* _WHAT YOU NEED TO DO_
Below are records; state how many of their lines hold the word "name", and give only the figure.

* _RAW RECORDS_
━━━━━━━━━━━━━━━━━━━━
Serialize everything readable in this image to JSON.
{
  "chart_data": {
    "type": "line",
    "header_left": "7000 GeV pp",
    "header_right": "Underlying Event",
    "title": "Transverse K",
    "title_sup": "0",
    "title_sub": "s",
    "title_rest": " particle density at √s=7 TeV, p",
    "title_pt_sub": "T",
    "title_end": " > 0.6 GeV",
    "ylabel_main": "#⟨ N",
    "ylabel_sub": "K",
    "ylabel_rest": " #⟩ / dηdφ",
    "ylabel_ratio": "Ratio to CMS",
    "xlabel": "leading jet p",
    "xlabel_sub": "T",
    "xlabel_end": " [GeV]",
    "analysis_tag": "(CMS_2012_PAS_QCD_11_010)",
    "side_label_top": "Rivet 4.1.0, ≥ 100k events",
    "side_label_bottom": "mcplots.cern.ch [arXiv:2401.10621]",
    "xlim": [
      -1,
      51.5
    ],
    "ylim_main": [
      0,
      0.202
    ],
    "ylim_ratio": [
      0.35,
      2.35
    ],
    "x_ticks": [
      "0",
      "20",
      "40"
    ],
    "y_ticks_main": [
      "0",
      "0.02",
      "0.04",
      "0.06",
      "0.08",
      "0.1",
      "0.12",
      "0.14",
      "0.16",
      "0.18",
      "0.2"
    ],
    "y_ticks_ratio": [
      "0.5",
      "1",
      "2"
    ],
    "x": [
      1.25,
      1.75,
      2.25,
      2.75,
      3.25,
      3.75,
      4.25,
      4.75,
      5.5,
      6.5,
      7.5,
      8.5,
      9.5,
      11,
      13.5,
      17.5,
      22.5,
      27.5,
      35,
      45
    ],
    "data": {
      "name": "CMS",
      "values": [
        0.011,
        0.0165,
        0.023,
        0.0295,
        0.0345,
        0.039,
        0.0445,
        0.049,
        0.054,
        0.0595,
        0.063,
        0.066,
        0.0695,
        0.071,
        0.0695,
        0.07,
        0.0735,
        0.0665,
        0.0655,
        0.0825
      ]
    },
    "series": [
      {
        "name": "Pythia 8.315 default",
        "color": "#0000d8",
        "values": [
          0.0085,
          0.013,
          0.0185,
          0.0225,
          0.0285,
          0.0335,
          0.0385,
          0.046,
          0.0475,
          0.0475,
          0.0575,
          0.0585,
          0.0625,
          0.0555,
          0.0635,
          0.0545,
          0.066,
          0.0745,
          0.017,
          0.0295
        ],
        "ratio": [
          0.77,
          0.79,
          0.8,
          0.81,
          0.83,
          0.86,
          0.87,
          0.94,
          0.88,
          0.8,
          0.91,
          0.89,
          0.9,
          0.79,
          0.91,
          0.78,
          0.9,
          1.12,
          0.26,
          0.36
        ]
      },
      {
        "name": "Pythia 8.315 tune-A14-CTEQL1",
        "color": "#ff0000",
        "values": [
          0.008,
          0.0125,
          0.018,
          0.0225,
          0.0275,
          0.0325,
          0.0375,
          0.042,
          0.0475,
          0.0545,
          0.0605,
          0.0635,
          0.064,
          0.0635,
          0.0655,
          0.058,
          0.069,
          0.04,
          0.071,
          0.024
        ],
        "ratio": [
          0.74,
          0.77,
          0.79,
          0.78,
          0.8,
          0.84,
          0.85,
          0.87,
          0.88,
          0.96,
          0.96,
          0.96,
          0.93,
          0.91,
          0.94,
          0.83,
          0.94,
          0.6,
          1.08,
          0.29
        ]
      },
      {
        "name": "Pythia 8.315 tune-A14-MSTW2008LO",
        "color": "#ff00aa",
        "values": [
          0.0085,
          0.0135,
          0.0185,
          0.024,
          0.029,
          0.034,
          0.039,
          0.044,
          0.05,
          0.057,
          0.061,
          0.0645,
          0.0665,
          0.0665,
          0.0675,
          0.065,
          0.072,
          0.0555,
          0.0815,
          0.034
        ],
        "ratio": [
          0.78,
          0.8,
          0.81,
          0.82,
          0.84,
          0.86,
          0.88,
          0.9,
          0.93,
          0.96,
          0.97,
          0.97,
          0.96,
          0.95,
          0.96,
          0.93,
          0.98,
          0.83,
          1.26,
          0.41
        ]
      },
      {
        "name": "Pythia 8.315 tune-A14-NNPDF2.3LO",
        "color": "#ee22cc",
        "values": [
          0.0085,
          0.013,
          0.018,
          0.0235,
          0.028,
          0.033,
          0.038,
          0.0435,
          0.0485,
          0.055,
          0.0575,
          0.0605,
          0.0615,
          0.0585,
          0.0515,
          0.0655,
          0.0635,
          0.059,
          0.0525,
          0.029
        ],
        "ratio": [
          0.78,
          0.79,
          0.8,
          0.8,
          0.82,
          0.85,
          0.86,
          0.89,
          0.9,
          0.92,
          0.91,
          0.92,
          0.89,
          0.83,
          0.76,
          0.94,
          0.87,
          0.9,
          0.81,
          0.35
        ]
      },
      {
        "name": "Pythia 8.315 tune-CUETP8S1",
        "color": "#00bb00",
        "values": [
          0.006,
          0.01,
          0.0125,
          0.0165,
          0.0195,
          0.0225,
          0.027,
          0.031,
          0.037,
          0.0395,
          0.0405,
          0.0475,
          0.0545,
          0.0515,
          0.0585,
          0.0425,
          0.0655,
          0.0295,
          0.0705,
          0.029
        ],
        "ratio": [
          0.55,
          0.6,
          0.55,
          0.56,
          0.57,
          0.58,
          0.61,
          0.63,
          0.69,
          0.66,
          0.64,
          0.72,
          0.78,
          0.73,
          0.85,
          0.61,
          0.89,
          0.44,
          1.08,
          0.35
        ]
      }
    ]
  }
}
━━━━━━━━━━━━━━━━━━━━
* _RESPONSE_
6